Collected data:
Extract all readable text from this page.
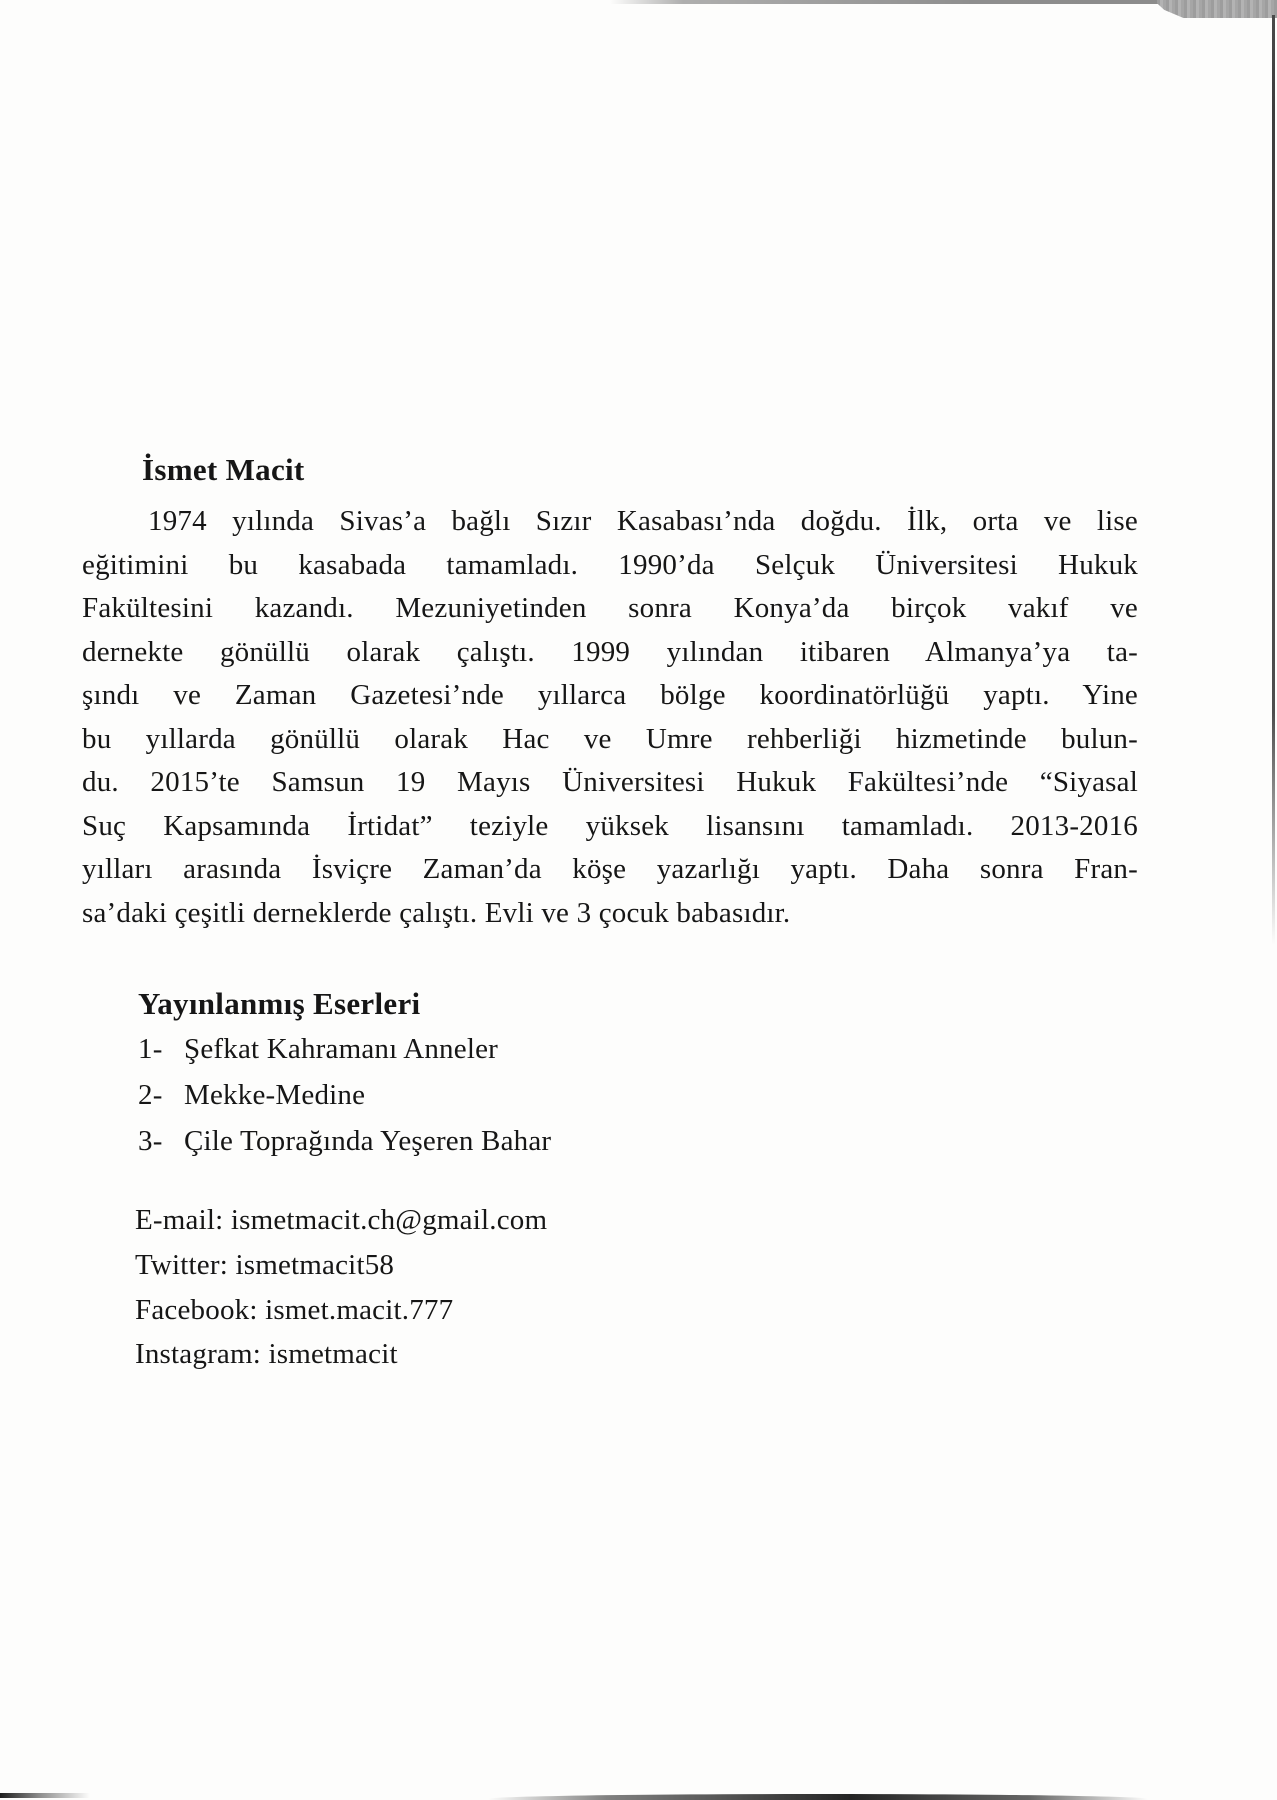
İsmet Macit
1974 yılında Sivas’a bağlı Sızır Kasabası’nda doğdu. İlk, orta ve lise
eğitimini bu kasabada tamamladı. 1990’da Selçuk Üniversitesi Hukuk
Fakültesini kazandı. Mezuniyetinden sonra Konya’da birçok vakıf ve
dernekte gönüllü olarak çalıştı. 1999 yılından itibaren Almanya’ya ta-
şındı ve Zaman Gazetesi’nde yıllarca bölge koordinatörlüğü yaptı. Yine
bu yıllarda gönüllü olarak Hac ve Umre rehberliği hizmetinde bulun-
du. 2015’te Samsun 19 Mayıs Üniversitesi Hukuk Fakültesi’nde “Siyasal
Suç Kapsamında İrtidat” teziyle yüksek lisansını tamamladı. 2013-2016
yılları arasında İsviçre Zaman’da köşe yazarlığı yaptı. Daha sonra Fran-
sa’daki çeşitli derneklerde çalıştı. Evli ve 3 çocuk babasıdır.
Yayınlanmış Eserleri
1- Şefkat Kahramanı Anneler
2- Mekke-Medine
3- Çile Toprağında Yeşeren Bahar
E-mail: ismetmacit.ch@gmail.com
Twitter: ismetmacit58
Facebook: ismet.macit.777
Instagram: ismetmacit
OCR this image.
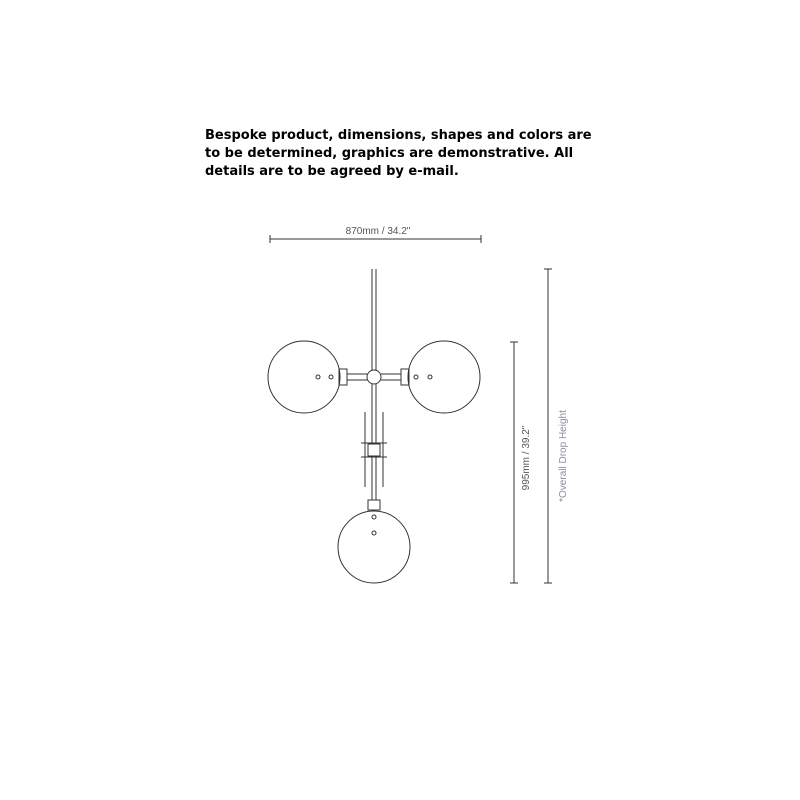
Bespoke product, dimensions, shapes and colors are
to be determined, graphics are demonstrative. All
details are to be agreed by e-mail.

870mm / 34.2"
995mm / 39.2"	*Overall Drop Height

WRITTEN PROBLEM:
Nothing in the entries above should change when they are printed again, except that the pictures are dropped.

RESULT BELOW:
Extract all readable text from this page.
İsmet Macit
1974 yılında Sivas’a bağlı Sızır Kasabası’nda doğdu. İlk, orta ve lise
eğitimini bu kasabada tamamladı. 1990’da Selçuk Üniversitesi Hukuk
Fakültesini kazandı. Mezuniyetinden sonra Konya’da birçok vakıf ve
dernekte gönüllü olarak çalıştı. 1999 yılından itibaren Almanya’ya ta-
şındı ve Zaman Gazetesi’nde yıllarca bölge koordinatörlüğü yaptı. Yine
bu yıllarda gönüllü olarak Hac ve Umre rehberliği hizmetinde bulun-
du. 2015’te Samsun 19 Mayıs Üniversitesi Hukuk Fakültesi’nde “Siyasal
Suç Kapsamında İrtidat” teziyle yüksek lisansını tamamladı. 2013-2016
yılları arasında İsviçre Zaman’da köşe yazarlığı yaptı. Daha sonra Fran-
sa’daki çeşitli derneklerde çalıştı. Evli ve 3 çocuk babasıdır.
Yayınlanmış Eserleri
1- Şefkat Kahramanı Anneler
2- Mekke-Medine
3- Çile Toprağında Yeşeren Bahar
E-mail: ismetmacit.ch@gmail.com
Twitter: ismetmacit58
Facebook: ismet.macit.777
Instagram: ismetmacit
OCR this image.
Bespoke product, dimensions, shapes and colors are
to be determined, graphics are demonstrative. All
details are to be agreed by e-mail.

870mm / 34.2"
995mm / 39.2"	*Overall Drop Height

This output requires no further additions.